• [Brief]: Write out the full listing exactly as given, minus the images.

• [Data supplied]:

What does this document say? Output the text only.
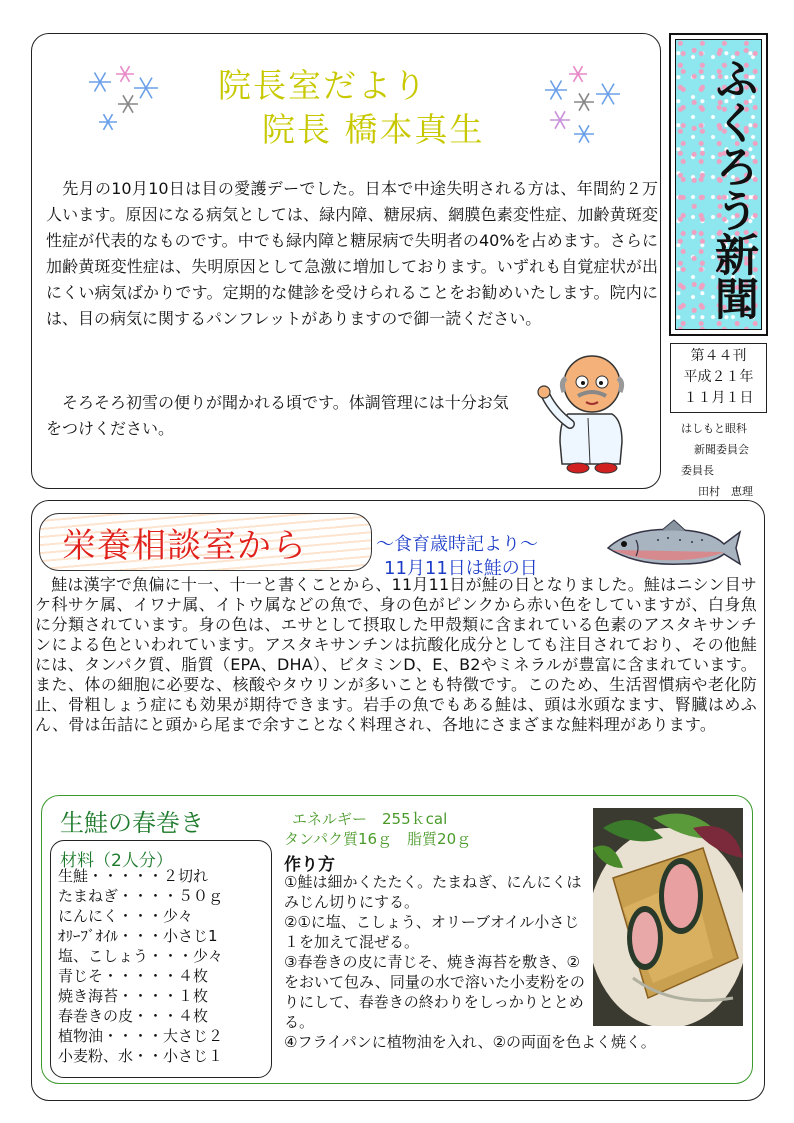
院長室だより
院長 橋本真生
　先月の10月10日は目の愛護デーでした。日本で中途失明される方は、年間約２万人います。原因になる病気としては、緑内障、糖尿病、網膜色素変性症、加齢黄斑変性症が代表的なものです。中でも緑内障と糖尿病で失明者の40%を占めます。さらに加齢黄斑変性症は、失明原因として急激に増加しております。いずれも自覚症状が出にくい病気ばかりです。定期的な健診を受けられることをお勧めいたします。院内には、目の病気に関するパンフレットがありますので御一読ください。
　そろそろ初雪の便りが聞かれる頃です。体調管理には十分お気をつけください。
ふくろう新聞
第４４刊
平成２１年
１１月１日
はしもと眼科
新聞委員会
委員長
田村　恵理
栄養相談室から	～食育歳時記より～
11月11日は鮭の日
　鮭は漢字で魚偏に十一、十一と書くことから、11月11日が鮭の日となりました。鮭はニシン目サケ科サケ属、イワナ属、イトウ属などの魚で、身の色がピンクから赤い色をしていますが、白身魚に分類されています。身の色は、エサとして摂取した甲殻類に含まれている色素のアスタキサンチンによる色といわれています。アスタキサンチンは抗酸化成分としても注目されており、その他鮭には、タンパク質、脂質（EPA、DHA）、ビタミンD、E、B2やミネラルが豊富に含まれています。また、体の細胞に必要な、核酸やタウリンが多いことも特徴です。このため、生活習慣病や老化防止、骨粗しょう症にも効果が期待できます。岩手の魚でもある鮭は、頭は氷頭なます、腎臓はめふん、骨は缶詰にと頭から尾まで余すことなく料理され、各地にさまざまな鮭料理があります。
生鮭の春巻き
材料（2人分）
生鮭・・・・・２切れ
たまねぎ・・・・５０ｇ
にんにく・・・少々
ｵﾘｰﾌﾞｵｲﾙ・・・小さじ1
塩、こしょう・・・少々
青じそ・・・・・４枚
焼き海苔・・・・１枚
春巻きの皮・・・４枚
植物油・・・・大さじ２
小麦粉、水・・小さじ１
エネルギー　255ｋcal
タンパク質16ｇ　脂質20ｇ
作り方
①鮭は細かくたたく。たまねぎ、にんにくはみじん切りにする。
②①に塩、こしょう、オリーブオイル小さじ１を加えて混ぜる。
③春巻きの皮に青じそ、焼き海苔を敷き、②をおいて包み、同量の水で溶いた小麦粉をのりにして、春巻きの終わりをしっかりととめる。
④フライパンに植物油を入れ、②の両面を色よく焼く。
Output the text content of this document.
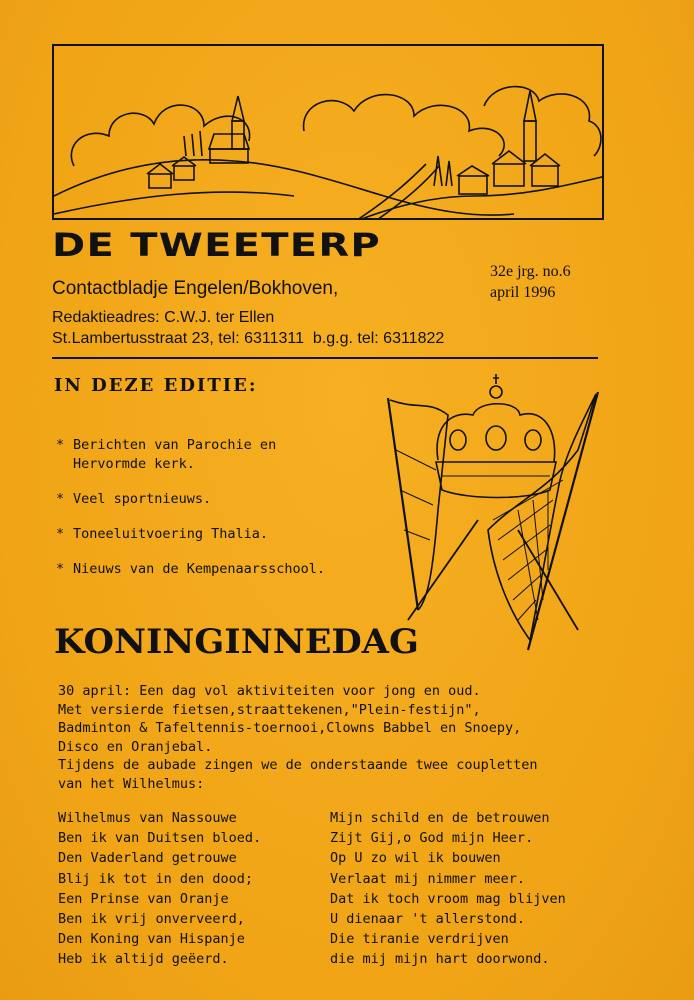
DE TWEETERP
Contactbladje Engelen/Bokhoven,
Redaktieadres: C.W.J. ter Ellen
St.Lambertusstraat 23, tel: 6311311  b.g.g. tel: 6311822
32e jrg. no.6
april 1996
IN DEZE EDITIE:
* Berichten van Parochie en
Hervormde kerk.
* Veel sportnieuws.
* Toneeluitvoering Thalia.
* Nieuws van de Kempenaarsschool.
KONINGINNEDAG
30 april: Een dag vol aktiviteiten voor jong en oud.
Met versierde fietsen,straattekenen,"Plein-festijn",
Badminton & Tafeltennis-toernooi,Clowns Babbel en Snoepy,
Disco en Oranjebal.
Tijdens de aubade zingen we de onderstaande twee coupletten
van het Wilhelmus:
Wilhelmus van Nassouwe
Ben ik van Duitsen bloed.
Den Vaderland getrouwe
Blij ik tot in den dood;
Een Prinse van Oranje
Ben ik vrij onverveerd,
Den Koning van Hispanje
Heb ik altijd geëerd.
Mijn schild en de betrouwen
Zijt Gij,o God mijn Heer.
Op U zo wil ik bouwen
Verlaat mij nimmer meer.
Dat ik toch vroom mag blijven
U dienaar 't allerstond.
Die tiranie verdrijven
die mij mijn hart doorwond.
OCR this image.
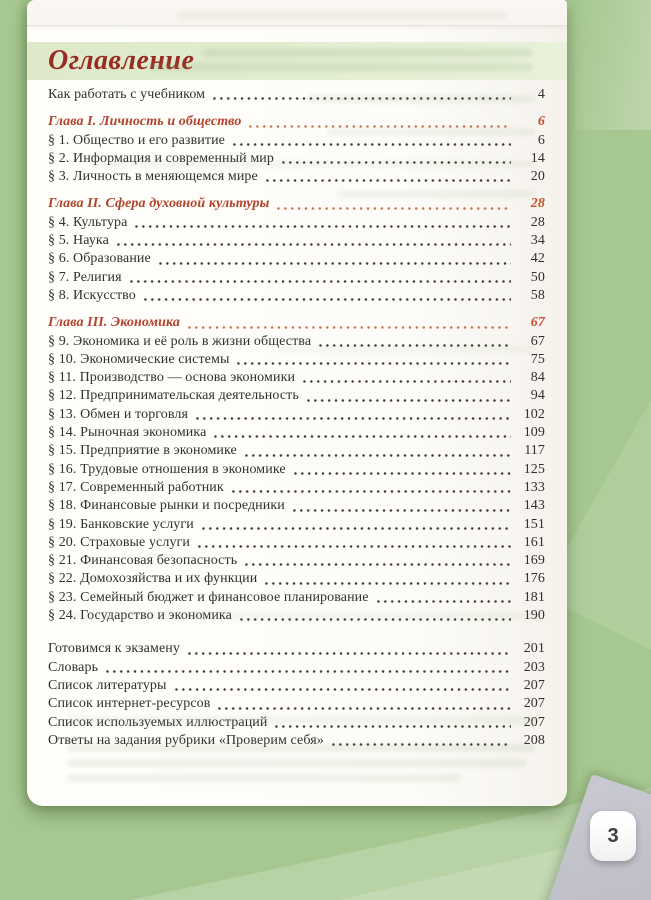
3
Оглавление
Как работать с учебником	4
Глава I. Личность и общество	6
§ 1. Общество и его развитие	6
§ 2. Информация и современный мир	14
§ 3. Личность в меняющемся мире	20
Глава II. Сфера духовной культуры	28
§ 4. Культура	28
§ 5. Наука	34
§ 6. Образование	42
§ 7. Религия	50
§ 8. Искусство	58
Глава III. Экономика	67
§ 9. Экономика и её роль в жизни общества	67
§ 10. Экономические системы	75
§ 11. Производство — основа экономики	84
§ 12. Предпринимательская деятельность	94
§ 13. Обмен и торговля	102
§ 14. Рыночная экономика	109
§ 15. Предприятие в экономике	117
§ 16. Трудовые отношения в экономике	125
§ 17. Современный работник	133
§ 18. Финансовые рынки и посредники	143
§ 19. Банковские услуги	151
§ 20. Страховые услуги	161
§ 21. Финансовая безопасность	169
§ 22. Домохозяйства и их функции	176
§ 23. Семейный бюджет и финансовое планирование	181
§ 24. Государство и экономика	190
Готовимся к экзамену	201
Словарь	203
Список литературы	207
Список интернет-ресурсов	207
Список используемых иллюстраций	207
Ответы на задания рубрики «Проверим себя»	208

• [Finished task]:
What does this document say? Output the text only.
院長室だより
院長 橋本真生
　先月の10月10日は目の愛護デーでした。日本で中途失明される方は、年間約２万人います。原因になる病気としては、緑内障、糖尿病、網膜色素変性症、加齢黄斑変性症が代表的なものです。中でも緑内障と糖尿病で失明者の40%を占めます。さらに加齢黄斑変性症は、失明原因として急激に増加しております。いずれも自覚症状が出にくい病気ばかりです。定期的な健診を受けられることをお勧めいたします。院内には、目の病気に関するパンフレットがありますので御一読ください。
　そろそろ初雪の便りが聞かれる頃です。体調管理には十分お気をつけください。
ふくろう新聞
第４４刊
平成２１年
１１月１日
はしもと眼科
新聞委員会
委員長
田村　恵理
栄養相談室から	～食育歳時記より～
11月11日は鮭の日
　鮭は漢字で魚偏に十一、十一と書くことから、11月11日が鮭の日となりました。鮭はニシン目サケ科サケ属、イワナ属、イトウ属などの魚で、身の色がピンクから赤い色をしていますが、白身魚に分類されています。身の色は、エサとして摂取した甲殻類に含まれている色素のアスタキサンチンによる色といわれています。アスタキサンチンは抗酸化成分としても注目されており、その他鮭には、タンパク質、脂質（EPA、DHA）、ビタミンD、E、B2やミネラルが豊富に含まれています。また、体の細胞に必要な、核酸やタウリンが多いことも特徴です。このため、生活習慣病や老化防止、骨粗しょう症にも効果が期待できます。岩手の魚でもある鮭は、頭は氷頭なます、腎臓はめふん、骨は缶詰にと頭から尾まで余すことなく料理され、各地にさまざまな鮭料理があります。
生鮭の春巻き
材料（2人分）
生鮭・・・・・２切れ
たまねぎ・・・・５０ｇ
にんにく・・・少々
ｵﾘｰﾌﾞｵｲﾙ・・・小さじ1
塩、こしょう・・・少々
青じそ・・・・・４枚
焼き海苔・・・・１枚
春巻きの皮・・・４枚
植物油・・・・大さじ２
小麦粉、水・・小さじ１
エネルギー　255ｋcal
タンパク質16ｇ　脂質20ｇ
作り方
①鮭は細かくたたく。たまねぎ、にんにくはみじん切りにする。
②①に塩、こしょう、オリーブオイル小さじ１を加えて混ぜる。
③春巻きの皮に青じそ、焼き海苔を敷き、②をおいて包み、同量の水で溶いた小麦粉をのりにして、春巻きの終わりをしっかりととめる。
④フライパンに植物油を入れ、②の両面を色よく焼く。
Output the text content of this document.
DE TWEETERP
Contactbladje Engelen/Bokhoven,
Redaktieadres: C.W.J. ter Ellen
St.Lambertusstraat 23, tel: 6311311  b.g.g. tel: 6311822
32e jrg. no.6
april 1996
IN DEZE EDITIE:
* Berichten van Parochie en
Hervormde kerk.
* Veel sportnieuws.
* Toneeluitvoering Thalia.
* Nieuws van de Kempenaarsschool.
KONINGINNEDAG
30 april: Een dag vol aktiviteiten voor jong en oud.
Met versierde fietsen,straattekenen,"Plein-festijn",
Badminton & Tafeltennis-toernooi,Clowns Babbel en Snoepy,
Disco en Oranjebal.
Tijdens de aubade zingen we de onderstaande twee coupletten
van het Wilhelmus:
Wilhelmus van Nassouwe
Ben ik van Duitsen bloed.
Den Vaderland getrouwe
Blij ik tot in den dood;
Een Prinse van Oranje
Ben ik vrij onverveerd,
Den Koning van Hispanje
Heb ik altijd geëerd.
Mijn schild en de betrouwen
Zijt Gij,o God mijn Heer.
Op U zo wil ik bouwen
Verlaat mij nimmer meer.
Dat ik toch vroom mag blijven
U dienaar 't allerstond.
Die tiranie verdrijven
die mij mijn hart doorwond.
OCR this image.
3
Оглавление
Как работать с учебником	4
Глава I. Личность и общество	6
§ 1. Общество и его развитие	6
§ 2. Информация и современный мир	14
§ 3. Личность в меняющемся мире	20
Глава II. Сфера духовной культуры	28
§ 4. Культура	28
§ 5. Наука	34
§ 6. Образование	42
§ 7. Религия	50
§ 8. Искусство	58
Глава III. Экономика	67
§ 9. Экономика и её роль в жизни общества	67
§ 10. Экономические системы	75
§ 11. Производство — основа экономики	84
§ 12. Предпринимательская деятельность	94
§ 13. Обмен и торговля	102
§ 14. Рыночная экономика	109
§ 15. Предприятие в экономике	117
§ 16. Трудовые отношения в экономике	125
§ 17. Современный работник	133
§ 18. Финансовые рынки и посредники	143
§ 19. Банковские услуги	151
§ 20. Страховые услуги	161
§ 21. Финансовая безопасность	169
§ 22. Домохозяйства и их функции	176
§ 23. Семейный бюджет и финансовое планирование	181
§ 24. Государство и экономика	190
Готовимся к экзамену	201
Словарь	203
Список литературы	207
Список интернет-ресурсов	207
Список используемых иллюстраций	207
Ответы на задания рубрики «Проверим себя»	208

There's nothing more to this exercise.